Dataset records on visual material
[BEGIN]
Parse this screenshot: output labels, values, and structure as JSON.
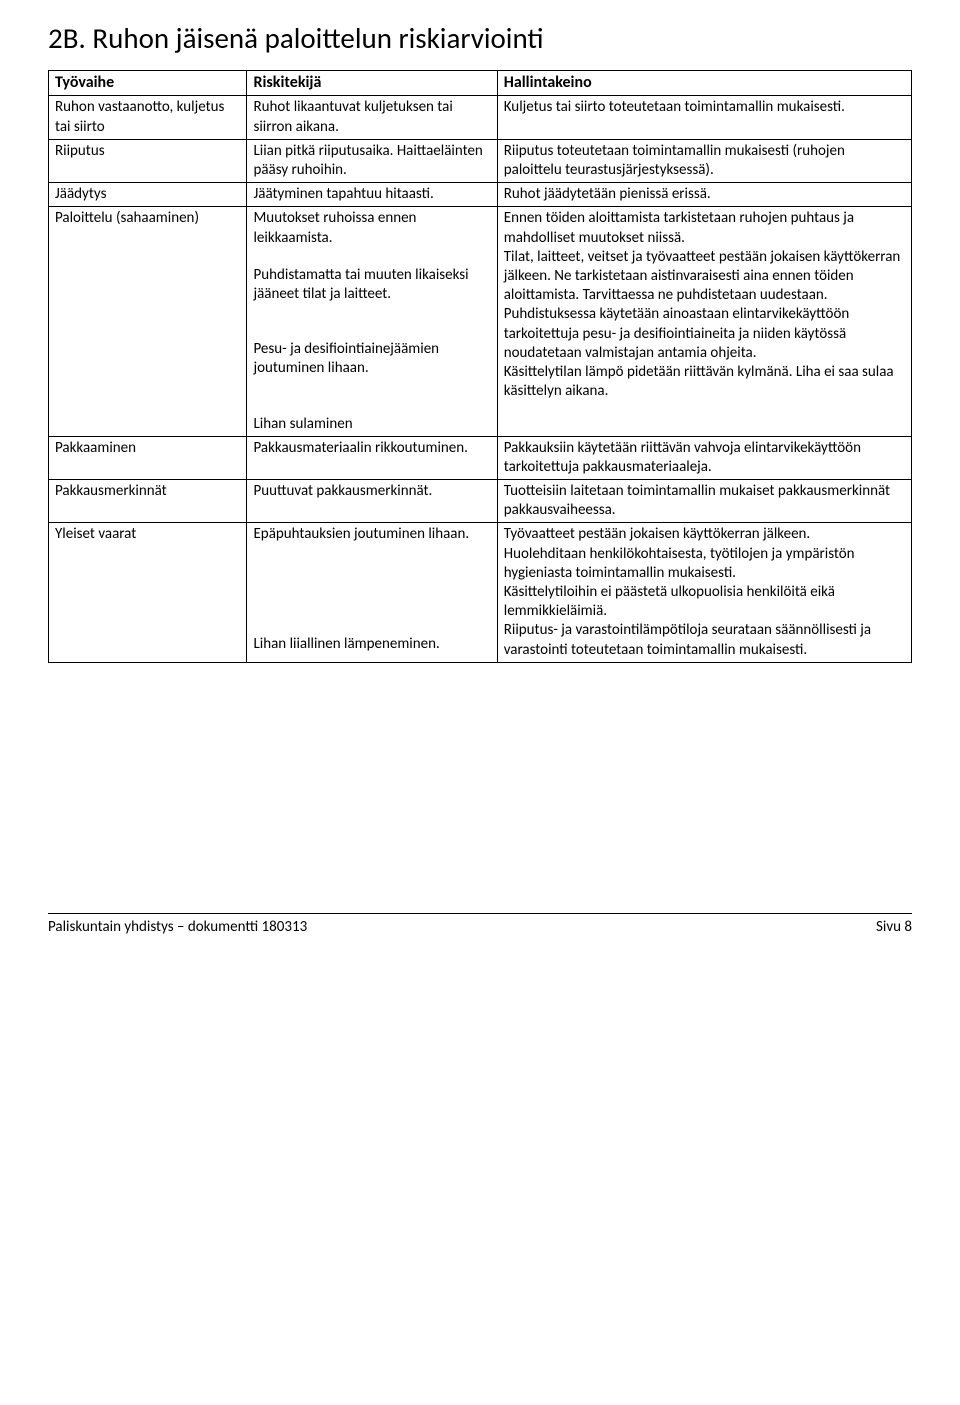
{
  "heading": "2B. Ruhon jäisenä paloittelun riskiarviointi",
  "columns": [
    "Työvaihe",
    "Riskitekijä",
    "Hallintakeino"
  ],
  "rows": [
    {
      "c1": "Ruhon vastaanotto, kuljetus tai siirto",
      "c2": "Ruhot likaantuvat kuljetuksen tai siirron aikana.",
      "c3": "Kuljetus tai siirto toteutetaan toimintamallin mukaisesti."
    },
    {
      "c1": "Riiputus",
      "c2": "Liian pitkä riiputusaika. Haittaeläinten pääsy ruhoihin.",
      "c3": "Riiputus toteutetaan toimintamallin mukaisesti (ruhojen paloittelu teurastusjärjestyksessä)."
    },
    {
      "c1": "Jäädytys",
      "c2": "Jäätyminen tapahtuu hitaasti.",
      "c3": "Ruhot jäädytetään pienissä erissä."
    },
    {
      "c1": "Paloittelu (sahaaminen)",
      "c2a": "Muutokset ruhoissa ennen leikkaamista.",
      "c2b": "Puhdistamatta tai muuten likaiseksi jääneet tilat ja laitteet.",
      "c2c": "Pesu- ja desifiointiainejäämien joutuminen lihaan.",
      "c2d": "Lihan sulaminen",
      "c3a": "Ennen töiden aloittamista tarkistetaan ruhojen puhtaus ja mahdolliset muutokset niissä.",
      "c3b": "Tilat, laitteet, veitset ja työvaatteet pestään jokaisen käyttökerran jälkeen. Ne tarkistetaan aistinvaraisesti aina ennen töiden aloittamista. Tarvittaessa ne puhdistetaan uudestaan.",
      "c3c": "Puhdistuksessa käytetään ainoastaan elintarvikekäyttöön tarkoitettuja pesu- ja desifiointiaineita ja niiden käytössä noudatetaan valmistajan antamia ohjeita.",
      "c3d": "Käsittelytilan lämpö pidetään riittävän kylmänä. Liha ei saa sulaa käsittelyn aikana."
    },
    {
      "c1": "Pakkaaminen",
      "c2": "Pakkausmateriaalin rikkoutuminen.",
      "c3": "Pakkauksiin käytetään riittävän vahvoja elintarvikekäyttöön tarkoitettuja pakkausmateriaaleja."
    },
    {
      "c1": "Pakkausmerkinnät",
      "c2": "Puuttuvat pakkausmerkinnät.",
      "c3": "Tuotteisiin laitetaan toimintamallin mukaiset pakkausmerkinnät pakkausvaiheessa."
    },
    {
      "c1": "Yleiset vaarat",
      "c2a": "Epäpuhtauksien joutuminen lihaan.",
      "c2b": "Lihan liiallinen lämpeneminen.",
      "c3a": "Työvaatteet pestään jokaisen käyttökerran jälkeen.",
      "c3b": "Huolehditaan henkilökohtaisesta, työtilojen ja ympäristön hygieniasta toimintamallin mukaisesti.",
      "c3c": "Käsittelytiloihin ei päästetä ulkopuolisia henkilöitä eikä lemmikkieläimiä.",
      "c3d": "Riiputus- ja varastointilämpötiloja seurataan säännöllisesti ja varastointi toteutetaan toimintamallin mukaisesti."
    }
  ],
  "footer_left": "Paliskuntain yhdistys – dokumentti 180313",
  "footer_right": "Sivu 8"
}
[END]
» Given request:
Above are the records; reproduce them exactly and leave out the pictures.

» The output:
Parse this screenshot: output labels, values, and structure as JSON.
{
  "heading": "2B. Ruhon jäisenä paloittelun riskiarviointi",
  "columns": [
    "Työvaihe",
    "Riskitekijä",
    "Hallintakeino"
  ],
  "rows": [
    {
      "c1": "Ruhon vastaanotto, kuljetus tai siirto",
      "c2": "Ruhot likaantuvat kuljetuksen tai siirron aikana.",
      "c3": "Kuljetus tai siirto toteutetaan toimintamallin mukaisesti."
    },
    {
      "c1": "Riiputus",
      "c2": "Liian pitkä riiputusaika. Haittaeläinten pääsy ruhoihin.",
      "c3": "Riiputus toteutetaan toimintamallin mukaisesti (ruhojen paloittelu teurastusjärjestyksessä)."
    },
    {
      "c1": "Jäädytys",
      "c2": "Jäätyminen tapahtuu hitaasti.",
      "c3": "Ruhot jäädytetään pienissä erissä."
    },
    {
      "c1": "Paloittelu (sahaaminen)",
      "c2a": "Muutokset ruhoissa ennen leikkaamista.",
      "c2b": "Puhdistamatta tai muuten likaiseksi jääneet tilat ja laitteet.",
      "c2c": "Pesu- ja desifiointiainejäämien joutuminen lihaan.",
      "c2d": "Lihan sulaminen",
      "c3a": "Ennen töiden aloittamista tarkistetaan ruhojen puhtaus ja mahdolliset muutokset niissä.",
      "c3b": "Tilat, laitteet, veitset ja työvaatteet pestään jokaisen käyttökerran jälkeen. Ne tarkistetaan aistinvaraisesti aina ennen töiden aloittamista. Tarvittaessa ne puhdistetaan uudestaan.",
      "c3c": "Puhdistuksessa käytetään ainoastaan elintarvikekäyttöön tarkoitettuja pesu- ja desifiointiaineita ja niiden käytössä noudatetaan valmistajan antamia ohjeita.",
      "c3d": "Käsittelytilan lämpö pidetään riittävän kylmänä. Liha ei saa sulaa käsittelyn aikana."
    },
    {
      "c1": "Pakkaaminen",
      "c2": "Pakkausmateriaalin rikkoutuminen.",
      "c3": "Pakkauksiin käytetään riittävän vahvoja elintarvikekäyttöön tarkoitettuja pakkausmateriaaleja."
    },
    {
      "c1": "Pakkausmerkinnät",
      "c2": "Puuttuvat pakkausmerkinnät.",
      "c3": "Tuotteisiin laitetaan toimintamallin mukaiset pakkausmerkinnät pakkausvaiheessa."
    },
    {
      "c1": "Yleiset vaarat",
      "c2a": "Epäpuhtauksien joutuminen lihaan.",
      "c2b": "Lihan liiallinen lämpeneminen.",
      "c3a": "Työvaatteet pestään jokaisen käyttökerran jälkeen.",
      "c3b": "Huolehditaan henkilökohtaisesta, työtilojen ja ympäristön hygieniasta toimintamallin mukaisesti.",
      "c3c": "Käsittelytiloihin ei päästetä ulkopuolisia henkilöitä eikä lemmikkieläimiä.",
      "c3d": "Riiputus- ja varastointilämpötiloja seurataan säännöllisesti ja varastointi toteutetaan toimintamallin mukaisesti."
    }
  ],
  "footer_left": "Paliskuntain yhdistys – dokumentti 180313",
  "footer_right": "Sivu 8"
}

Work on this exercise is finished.